◆ **GOAL**: Reproduce each record exactly.

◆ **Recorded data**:

====

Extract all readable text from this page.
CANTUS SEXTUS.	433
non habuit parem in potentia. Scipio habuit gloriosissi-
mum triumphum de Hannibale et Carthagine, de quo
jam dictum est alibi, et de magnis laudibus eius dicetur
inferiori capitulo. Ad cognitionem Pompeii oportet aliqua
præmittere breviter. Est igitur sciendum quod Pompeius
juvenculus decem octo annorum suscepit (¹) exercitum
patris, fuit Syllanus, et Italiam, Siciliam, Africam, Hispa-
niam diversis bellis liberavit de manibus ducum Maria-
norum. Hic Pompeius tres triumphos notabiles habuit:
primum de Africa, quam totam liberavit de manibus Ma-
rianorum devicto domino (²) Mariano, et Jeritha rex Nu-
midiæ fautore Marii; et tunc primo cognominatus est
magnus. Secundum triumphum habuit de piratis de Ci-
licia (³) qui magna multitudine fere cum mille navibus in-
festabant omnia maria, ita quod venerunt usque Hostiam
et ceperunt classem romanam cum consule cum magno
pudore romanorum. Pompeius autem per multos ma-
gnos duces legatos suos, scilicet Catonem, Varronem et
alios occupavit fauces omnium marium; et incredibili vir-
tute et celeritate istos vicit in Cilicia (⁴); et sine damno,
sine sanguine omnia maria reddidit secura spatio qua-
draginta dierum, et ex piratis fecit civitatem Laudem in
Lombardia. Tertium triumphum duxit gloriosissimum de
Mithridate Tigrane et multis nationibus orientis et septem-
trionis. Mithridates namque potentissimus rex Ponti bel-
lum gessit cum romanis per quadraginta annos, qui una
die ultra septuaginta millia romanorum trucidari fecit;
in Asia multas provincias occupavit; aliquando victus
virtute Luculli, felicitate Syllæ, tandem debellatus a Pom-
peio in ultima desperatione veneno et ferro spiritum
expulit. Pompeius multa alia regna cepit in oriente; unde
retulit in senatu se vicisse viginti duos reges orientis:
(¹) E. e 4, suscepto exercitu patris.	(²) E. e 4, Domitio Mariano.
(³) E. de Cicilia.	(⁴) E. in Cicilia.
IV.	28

====

◆ **FULL ANSWER**:
Extract all readable text from this page.
CANTUS SEXTUS.	433
non habuit parem in potentia. Scipio habuit gloriosissi-
mum triumphum de Hannibale et Carthagine, de quo
jam dictum est alibi, et de magnis laudibus eius dicetur
inferiori capitulo. Ad cognitionem Pompeii oportet aliqua
præmittere breviter. Est igitur sciendum quod Pompeius
juvenculus decem octo annorum suscepit (¹) exercitum
patris, fuit Syllanus, et Italiam, Siciliam, Africam, Hispa-
niam diversis bellis liberavit de manibus ducum Maria-
norum. Hic Pompeius tres triumphos notabiles habuit:
primum de Africa, quam totam liberavit de manibus Ma-
rianorum devicto domino (²) Mariano, et Jeritha rex Nu-
midiæ fautore Marii; et tunc primo cognominatus est
magnus. Secundum triumphum habuit de piratis de Ci-
licia (³) qui magna multitudine fere cum mille navibus in-
festabant omnia maria, ita quod venerunt usque Hostiam
et ceperunt classem romanam cum consule cum magno
pudore romanorum. Pompeius autem per multos ma-
gnos duces legatos suos, scilicet Catonem, Varronem et
alios occupavit fauces omnium marium; et incredibili vir-
tute et celeritate istos vicit in Cilicia (⁴); et sine damno,
sine sanguine omnia maria reddidit secura spatio qua-
draginta dierum, et ex piratis fecit civitatem Laudem in
Lombardia. Tertium triumphum duxit gloriosissimum de
Mithridate Tigrane et multis nationibus orientis et septem-
trionis. Mithridates namque potentissimus rex Ponti bel-
lum gessit cum romanis per quadraginta annos, qui una
die ultra septuaginta millia romanorum trucidari fecit;
in Asia multas provincias occupavit; aliquando victus
virtute Luculli, felicitate Syllæ, tandem debellatus a Pom-
peio in ultima desperatione veneno et ferro spiritum
expulit. Pompeius multa alia regna cepit in oriente; unde
retulit in senatu se vicisse viginti duos reges orientis:
(¹) E. e 4, suscepto exercitu patris.	(²) E. e 4, Domitio Mariano.
(³) E. de Cicilia.	(⁴) E. in Cicilia.
IV.	28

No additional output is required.